GOAL: Retype the listing that follows, exactly as written.
· · · · · · ·
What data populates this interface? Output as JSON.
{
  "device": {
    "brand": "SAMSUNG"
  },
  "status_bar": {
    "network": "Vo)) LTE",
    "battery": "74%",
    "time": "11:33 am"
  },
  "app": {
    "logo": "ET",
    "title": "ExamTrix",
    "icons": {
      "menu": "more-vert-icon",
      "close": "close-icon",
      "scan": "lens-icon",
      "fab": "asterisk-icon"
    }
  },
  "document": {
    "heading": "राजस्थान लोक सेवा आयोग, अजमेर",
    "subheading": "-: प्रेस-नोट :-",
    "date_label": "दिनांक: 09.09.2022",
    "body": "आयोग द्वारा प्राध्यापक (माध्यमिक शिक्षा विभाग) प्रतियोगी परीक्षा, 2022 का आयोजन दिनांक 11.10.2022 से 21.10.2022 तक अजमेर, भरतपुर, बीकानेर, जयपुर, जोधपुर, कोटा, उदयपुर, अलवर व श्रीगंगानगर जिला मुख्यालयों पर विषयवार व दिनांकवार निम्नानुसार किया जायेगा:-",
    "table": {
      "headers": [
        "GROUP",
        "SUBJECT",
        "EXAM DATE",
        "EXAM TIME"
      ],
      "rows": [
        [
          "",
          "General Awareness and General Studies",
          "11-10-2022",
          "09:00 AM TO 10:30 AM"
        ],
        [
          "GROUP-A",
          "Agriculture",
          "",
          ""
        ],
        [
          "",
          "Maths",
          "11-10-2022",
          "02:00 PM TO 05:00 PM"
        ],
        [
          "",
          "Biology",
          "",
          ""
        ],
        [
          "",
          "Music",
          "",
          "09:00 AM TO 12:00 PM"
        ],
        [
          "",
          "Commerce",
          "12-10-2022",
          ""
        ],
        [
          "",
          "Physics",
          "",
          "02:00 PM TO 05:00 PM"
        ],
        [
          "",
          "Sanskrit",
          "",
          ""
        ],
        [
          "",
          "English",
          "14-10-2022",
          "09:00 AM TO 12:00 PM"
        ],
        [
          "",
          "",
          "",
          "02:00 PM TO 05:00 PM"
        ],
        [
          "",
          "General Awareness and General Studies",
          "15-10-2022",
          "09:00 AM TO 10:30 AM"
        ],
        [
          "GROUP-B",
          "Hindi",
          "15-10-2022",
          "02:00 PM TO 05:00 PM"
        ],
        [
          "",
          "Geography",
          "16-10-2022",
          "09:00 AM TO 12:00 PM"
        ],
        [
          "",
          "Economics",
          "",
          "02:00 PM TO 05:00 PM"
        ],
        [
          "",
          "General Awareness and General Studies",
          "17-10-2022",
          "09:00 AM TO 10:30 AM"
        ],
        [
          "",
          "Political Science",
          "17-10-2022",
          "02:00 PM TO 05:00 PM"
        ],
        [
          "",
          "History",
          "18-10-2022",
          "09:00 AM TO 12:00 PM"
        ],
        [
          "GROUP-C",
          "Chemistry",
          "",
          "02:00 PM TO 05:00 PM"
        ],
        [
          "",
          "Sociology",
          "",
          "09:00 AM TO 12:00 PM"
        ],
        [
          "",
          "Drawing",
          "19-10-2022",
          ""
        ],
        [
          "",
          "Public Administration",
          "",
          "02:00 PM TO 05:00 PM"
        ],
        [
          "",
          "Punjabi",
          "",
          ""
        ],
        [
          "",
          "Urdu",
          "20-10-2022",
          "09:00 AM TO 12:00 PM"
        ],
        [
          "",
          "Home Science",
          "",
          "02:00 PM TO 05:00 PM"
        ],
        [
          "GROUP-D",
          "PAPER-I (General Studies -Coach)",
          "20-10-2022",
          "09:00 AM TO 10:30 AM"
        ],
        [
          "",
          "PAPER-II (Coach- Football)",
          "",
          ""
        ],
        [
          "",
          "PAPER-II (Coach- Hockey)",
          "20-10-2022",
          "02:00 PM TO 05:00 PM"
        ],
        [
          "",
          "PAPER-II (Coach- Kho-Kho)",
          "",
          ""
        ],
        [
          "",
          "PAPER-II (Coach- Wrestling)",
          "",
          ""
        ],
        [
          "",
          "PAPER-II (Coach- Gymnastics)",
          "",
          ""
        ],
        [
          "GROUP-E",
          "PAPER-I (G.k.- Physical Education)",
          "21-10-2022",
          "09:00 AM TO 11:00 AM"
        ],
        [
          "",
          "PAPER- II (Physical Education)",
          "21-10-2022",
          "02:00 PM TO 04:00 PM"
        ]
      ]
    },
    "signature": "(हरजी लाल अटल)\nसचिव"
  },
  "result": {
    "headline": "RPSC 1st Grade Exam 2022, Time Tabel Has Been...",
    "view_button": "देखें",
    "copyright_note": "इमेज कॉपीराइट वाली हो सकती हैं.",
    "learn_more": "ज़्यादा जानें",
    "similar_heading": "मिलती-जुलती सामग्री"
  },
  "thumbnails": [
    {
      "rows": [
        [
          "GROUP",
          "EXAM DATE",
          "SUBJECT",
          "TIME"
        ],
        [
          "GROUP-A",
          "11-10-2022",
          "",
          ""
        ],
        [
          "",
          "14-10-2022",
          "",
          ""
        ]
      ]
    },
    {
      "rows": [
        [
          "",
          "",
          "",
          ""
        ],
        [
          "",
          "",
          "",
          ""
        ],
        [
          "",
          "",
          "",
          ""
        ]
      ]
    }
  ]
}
· · · · · · ·
RESULT OF THIS TASK:
What data populates this interface? Output as JSON.
{
  "device": {
    "brand": "SAMSUNG"
  },
  "status_bar": {
    "network": "Vo)) LTE",
    "battery": "74%",
    "time": "11:33 am"
  },
  "app": {
    "logo": "ET",
    "title": "ExamTrix",
    "icons": {
      "menu": "more-vert-icon",
      "close": "close-icon",
      "scan": "lens-icon",
      "fab": "asterisk-icon"
    }
  },
  "document": {
    "heading": "राजस्थान लोक सेवा आयोग, अजमेर",
    "subheading": "-: प्रेस-नोट :-",
    "date_label": "दिनांक: 09.09.2022",
    "body": "आयोग द्वारा प्राध्यापक (माध्यमिक शिक्षा विभाग) प्रतियोगी परीक्षा, 2022 का आयोजन दिनांक 11.10.2022 से 21.10.2022 तक अजमेर, भरतपुर, बीकानेर, जयपुर, जोधपुर, कोटा, उदयपुर, अलवर व श्रीगंगानगर जिला मुख्यालयों पर विषयवार व दिनांकवार निम्नानुसार किया जायेगा:-",
    "table": {
      "headers": [
        "GROUP",
        "SUBJECT",
        "EXAM DATE",
        "EXAM TIME"
      ],
      "rows": [
        [
          "",
          "General Awareness and General Studies",
          "11-10-2022",
          "09:00 AM TO 10:30 AM"
        ],
        [
          "GROUP-A",
          "Agriculture",
          "",
          ""
        ],
        [
          "",
          "Maths",
          "11-10-2022",
          "02:00 PM TO 05:00 PM"
        ],
        [
          "",
          "Biology",
          "",
          ""
        ],
        [
          "",
          "Music",
          "",
          "09:00 AM TO 12:00 PM"
        ],
        [
          "",
          "Commerce",
          "12-10-2022",
          ""
        ],
        [
          "",
          "Physics",
          "",
          "02:00 PM TO 05:00 PM"
        ],
        [
          "",
          "Sanskrit",
          "",
          ""
        ],
        [
          "",
          "English",
          "14-10-2022",
          "09:00 AM TO 12:00 PM"
        ],
        [
          "",
          "",
          "",
          "02:00 PM TO 05:00 PM"
        ],
        [
          "",
          "General Awareness and General Studies",
          "15-10-2022",
          "09:00 AM TO 10:30 AM"
        ],
        [
          "GROUP-B",
          "Hindi",
          "15-10-2022",
          "02:00 PM TO 05:00 PM"
        ],
        [
          "",
          "Geography",
          "16-10-2022",
          "09:00 AM TO 12:00 PM"
        ],
        [
          "",
          "Economics",
          "",
          "02:00 PM TO 05:00 PM"
        ],
        [
          "",
          "General Awareness and General Studies",
          "17-10-2022",
          "09:00 AM TO 10:30 AM"
        ],
        [
          "",
          "Political Science",
          "17-10-2022",
          "02:00 PM TO 05:00 PM"
        ],
        [
          "",
          "History",
          "18-10-2022",
          "09:00 AM TO 12:00 PM"
        ],
        [
          "GROUP-C",
          "Chemistry",
          "",
          "02:00 PM TO 05:00 PM"
        ],
        [
          "",
          "Sociology",
          "",
          "09:00 AM TO 12:00 PM"
        ],
        [
          "",
          "Drawing",
          "19-10-2022",
          ""
        ],
        [
          "",
          "Public Administration",
          "",
          "02:00 PM TO 05:00 PM"
        ],
        [
          "",
          "Punjabi",
          "",
          ""
        ],
        [
          "",
          "Urdu",
          "20-10-2022",
          "09:00 AM TO 12:00 PM"
        ],
        [
          "",
          "Home Science",
          "",
          "02:00 PM TO 05:00 PM"
        ],
        [
          "GROUP-D",
          "PAPER-I (General Studies -Coach)",
          "20-10-2022",
          "09:00 AM TO 10:30 AM"
        ],
        [
          "",
          "PAPER-II (Coach- Football)",
          "",
          ""
        ],
        [
          "",
          "PAPER-II (Coach- Hockey)",
          "20-10-2022",
          "02:00 PM TO 05:00 PM"
        ],
        [
          "",
          "PAPER-II (Coach- Kho-Kho)",
          "",
          ""
        ],
        [
          "",
          "PAPER-II (Coach- Wrestling)",
          "",
          ""
        ],
        [
          "",
          "PAPER-II (Coach- Gymnastics)",
          "",
          ""
        ],
        [
          "GROUP-E",
          "PAPER-I (G.k.- Physical Education)",
          "21-10-2022",
          "09:00 AM TO 11:00 AM"
        ],
        [
          "",
          "PAPER- II (Physical Education)",
          "21-10-2022",
          "02:00 PM TO 04:00 PM"
        ]
      ]
    },
    "signature": "(हरजी लाल अटल)\nसचिव"
  },
  "result": {
    "headline": "RPSC 1st Grade Exam 2022, Time Tabel Has Been...",
    "view_button": "देखें",
    "copyright_note": "इमेज कॉपीराइट वाली हो सकती हैं.",
    "learn_more": "ज़्यादा जानें",
    "similar_heading": "मिलती-जुलती सामग्री"
  },
  "thumbnails": [
    {
      "rows": [
        [
          "GROUP",
          "EXAM DATE",
          "SUBJECT",
          "TIME"
        ],
        [
          "GROUP-A",
          "11-10-2022",
          "",
          ""
        ],
        [
          "",
          "14-10-2022",
          "",
          ""
        ]
      ]
    },
    {
      "rows": [
        [
          "",
          "",
          "",
          ""
        ],
        [
          "",
          "",
          "",
          ""
        ],
        [
          "",
          "",
          "",
          ""
        ]
      ]
    }
  ]
}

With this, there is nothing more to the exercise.